Collected data:
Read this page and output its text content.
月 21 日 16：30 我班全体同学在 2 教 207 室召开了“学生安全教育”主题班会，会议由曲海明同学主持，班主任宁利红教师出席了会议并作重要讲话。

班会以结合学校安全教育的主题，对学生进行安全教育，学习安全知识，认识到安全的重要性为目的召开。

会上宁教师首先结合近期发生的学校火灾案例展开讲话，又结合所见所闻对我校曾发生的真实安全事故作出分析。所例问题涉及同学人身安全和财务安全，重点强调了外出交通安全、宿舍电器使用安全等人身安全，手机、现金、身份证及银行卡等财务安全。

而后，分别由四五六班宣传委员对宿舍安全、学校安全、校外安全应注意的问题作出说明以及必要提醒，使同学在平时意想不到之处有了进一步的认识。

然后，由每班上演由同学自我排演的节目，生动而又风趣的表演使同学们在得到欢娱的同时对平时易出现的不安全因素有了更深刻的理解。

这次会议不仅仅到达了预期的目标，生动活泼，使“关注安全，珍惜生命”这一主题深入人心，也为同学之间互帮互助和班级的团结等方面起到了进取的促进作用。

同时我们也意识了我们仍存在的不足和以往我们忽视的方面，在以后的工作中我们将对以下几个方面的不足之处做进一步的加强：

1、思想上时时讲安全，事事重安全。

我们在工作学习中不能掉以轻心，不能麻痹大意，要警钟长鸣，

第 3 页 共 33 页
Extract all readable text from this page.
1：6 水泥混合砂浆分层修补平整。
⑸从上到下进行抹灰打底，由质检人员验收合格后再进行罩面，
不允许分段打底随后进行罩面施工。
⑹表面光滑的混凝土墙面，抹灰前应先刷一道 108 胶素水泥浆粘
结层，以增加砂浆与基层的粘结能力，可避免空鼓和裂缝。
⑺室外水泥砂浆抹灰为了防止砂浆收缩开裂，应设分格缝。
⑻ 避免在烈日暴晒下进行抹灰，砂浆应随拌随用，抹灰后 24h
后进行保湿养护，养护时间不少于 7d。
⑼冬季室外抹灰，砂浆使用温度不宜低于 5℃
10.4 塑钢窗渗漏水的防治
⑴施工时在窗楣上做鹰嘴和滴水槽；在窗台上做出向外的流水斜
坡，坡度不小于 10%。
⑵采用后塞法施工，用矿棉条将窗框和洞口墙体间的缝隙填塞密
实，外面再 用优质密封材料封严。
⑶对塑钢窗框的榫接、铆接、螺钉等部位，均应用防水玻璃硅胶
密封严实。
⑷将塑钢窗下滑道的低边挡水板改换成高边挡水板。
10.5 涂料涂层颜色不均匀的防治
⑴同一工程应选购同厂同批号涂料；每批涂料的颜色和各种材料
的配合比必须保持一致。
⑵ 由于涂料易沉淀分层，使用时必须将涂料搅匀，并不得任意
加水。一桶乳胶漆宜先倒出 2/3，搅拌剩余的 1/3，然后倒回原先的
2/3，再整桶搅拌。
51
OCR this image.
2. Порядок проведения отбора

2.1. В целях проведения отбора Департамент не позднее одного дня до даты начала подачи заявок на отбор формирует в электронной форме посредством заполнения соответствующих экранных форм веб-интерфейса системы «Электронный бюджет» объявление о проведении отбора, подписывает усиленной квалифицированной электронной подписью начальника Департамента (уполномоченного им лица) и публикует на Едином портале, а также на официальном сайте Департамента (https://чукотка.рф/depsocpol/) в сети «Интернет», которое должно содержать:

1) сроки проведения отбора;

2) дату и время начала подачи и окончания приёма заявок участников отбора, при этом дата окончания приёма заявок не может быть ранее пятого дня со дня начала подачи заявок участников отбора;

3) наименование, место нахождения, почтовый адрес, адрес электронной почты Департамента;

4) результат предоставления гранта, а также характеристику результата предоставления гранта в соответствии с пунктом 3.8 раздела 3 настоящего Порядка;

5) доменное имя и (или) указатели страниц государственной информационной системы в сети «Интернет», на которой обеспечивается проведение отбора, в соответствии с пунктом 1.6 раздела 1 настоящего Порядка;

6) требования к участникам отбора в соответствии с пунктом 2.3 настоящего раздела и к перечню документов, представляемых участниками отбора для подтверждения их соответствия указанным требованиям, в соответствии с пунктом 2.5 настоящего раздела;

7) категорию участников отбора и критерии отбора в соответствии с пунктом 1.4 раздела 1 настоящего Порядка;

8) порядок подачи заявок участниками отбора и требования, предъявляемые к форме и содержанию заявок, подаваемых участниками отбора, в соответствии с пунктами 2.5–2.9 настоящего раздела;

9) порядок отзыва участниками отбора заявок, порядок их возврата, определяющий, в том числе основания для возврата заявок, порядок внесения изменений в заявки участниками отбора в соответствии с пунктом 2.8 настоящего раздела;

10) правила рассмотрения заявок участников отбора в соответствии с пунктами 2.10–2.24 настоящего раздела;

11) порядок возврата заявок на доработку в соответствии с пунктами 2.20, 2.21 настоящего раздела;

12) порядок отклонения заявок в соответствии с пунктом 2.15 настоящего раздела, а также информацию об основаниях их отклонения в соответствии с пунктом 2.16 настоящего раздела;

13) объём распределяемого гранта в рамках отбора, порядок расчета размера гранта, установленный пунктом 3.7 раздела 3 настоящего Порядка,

- [Exercise description]
Write down the full listing again, exactly.

- [Task output]
Read this page and output its text content.
月 21 日 16：30 我班全体同学在 2 教 207 室召开了“学生安全教育”主题班会，会议由曲海明同学主持，班主任宁利红教师出席了会议并作重要讲话。

班会以结合学校安全教育的主题，对学生进行安全教育，学习安全知识，认识到安全的重要性为目的召开。

会上宁教师首先结合近期发生的学校火灾案例展开讲话，又结合所见所闻对我校曾发生的真实安全事故作出分析。所例问题涉及同学人身安全和财务安全，重点强调了外出交通安全、宿舍电器使用安全等人身安全，手机、现金、身份证及银行卡等财务安全。

而后，分别由四五六班宣传委员对宿舍安全、学校安全、校外安全应注意的问题作出说明以及必要提醒，使同学在平时意想不到之处有了进一步的认识。

然后，由每班上演由同学自我排演的节目，生动而又风趣的表演使同学们在得到欢娱的同时对平时易出现的不安全因素有了更深刻的理解。

这次会议不仅仅到达了预期的目标，生动活泼，使“关注安全，珍惜生命”这一主题深入人心，也为同学之间互帮互助和班级的团结等方面起到了进取的促进作用。

同时我们也意识了我们仍存在的不足和以往我们忽视的方面，在以后的工作中我们将对以下几个方面的不足之处做进一步的加强：

1、思想上时时讲安全，事事重安全。

我们在工作学习中不能掉以轻心，不能麻痹大意，要警钟长鸣，

第 3 页 共 33 页
Extract all readable text from this page.
1：6 水泥混合砂浆分层修补平整。
⑸从上到下进行抹灰打底，由质检人员验收合格后再进行罩面，
不允许分段打底随后进行罩面施工。
⑹表面光滑的混凝土墙面，抹灰前应先刷一道 108 胶素水泥浆粘
结层，以增加砂浆与基层的粘结能力，可避免空鼓和裂缝。
⑺室外水泥砂浆抹灰为了防止砂浆收缩开裂，应设分格缝。
⑻ 避免在烈日暴晒下进行抹灰，砂浆应随拌随用，抹灰后 24h
后进行保湿养护，养护时间不少于 7d。
⑼冬季室外抹灰，砂浆使用温度不宜低于 5℃
10.4 塑钢窗渗漏水的防治
⑴施工时在窗楣上做鹰嘴和滴水槽；在窗台上做出向外的流水斜
坡，坡度不小于 10%。
⑵采用后塞法施工，用矿棉条将窗框和洞口墙体间的缝隙填塞密
实，外面再 用优质密封材料封严。
⑶对塑钢窗框的榫接、铆接、螺钉等部位，均应用防水玻璃硅胶
密封严实。
⑷将塑钢窗下滑道的低边挡水板改换成高边挡水板。
10.5 涂料涂层颜色不均匀的防治
⑴同一工程应选购同厂同批号涂料；每批涂料的颜色和各种材料
的配合比必须保持一致。
⑵ 由于涂料易沉淀分层，使用时必须将涂料搅匀，并不得任意
加水。一桶乳胶漆宜先倒出 2/3，搅拌剩余的 1/3，然后倒回原先的
2/3，再整桶搅拌。
51
OCR this image.
2. Порядок проведения отбора

2.1. В целях проведения отбора Департамент не позднее одного дня до даты начала подачи заявок на отбор формирует в электронной форме посредством заполнения соответствующих экранных форм веб-интерфейса системы «Электронный бюджет» объявление о проведении отбора, подписывает усиленной квалифицированной электронной подписью начальника Департамента (уполномоченного им лица) и публикует на Едином портале, а также на официальном сайте Департамента (https://чукотка.рф/depsocpol/) в сети «Интернет», которое должно содержать:

1) сроки проведения отбора;

2) дату и время начала подачи и окончания приёма заявок участников отбора, при этом дата окончания приёма заявок не может быть ранее пятого дня со дня начала подачи заявок участников отбора;

3) наименование, место нахождения, почтовый адрес, адрес электронной почты Департамента;

4) результат предоставления гранта, а также характеристику результата предоставления гранта в соответствии с пунктом 3.8 раздела 3 настоящего Порядка;

5) доменное имя и (или) указатели страниц государственной информационной системы в сети «Интернет», на которой обеспечивается проведение отбора, в соответствии с пунктом 1.6 раздела 1 настоящего Порядка;

6) требования к участникам отбора в соответствии с пунктом 2.3 настоящего раздела и к перечню документов, представляемых участниками отбора для подтверждения их соответствия указанным требованиям, в соответствии с пунктом 2.5 настоящего раздела;

7) категорию участников отбора и критерии отбора в соответствии с пунктом 1.4 раздела 1 настоящего Порядка;

8) порядок подачи заявок участниками отбора и требования, предъявляемые к форме и содержанию заявок, подаваемых участниками отбора, в соответствии с пунктами 2.5–2.9 настоящего раздела;

9) порядок отзыва участниками отбора заявок, порядок их возврата, определяющий, в том числе основания для возврата заявок, порядок внесения изменений в заявки участниками отбора в соответствии с пунктом 2.8 настоящего раздела;

10) правила рассмотрения заявок участников отбора в соответствии с пунктами 2.10–2.24 настоящего раздела;

11) порядок возврата заявок на доработку в соответствии с пунктами 2.20, 2.21 настоящего раздела;

12) порядок отклонения заявок в соответствии с пунктом 2.15 настоящего раздела, а также информацию об основаниях их отклонения в соответствии с пунктом 2.16 настоящего раздела;

13) объём распределяемого гранта в рамках отбора, порядок расчета размера гранта, установленный пунктом 3.7 раздела 3 настоящего Порядка,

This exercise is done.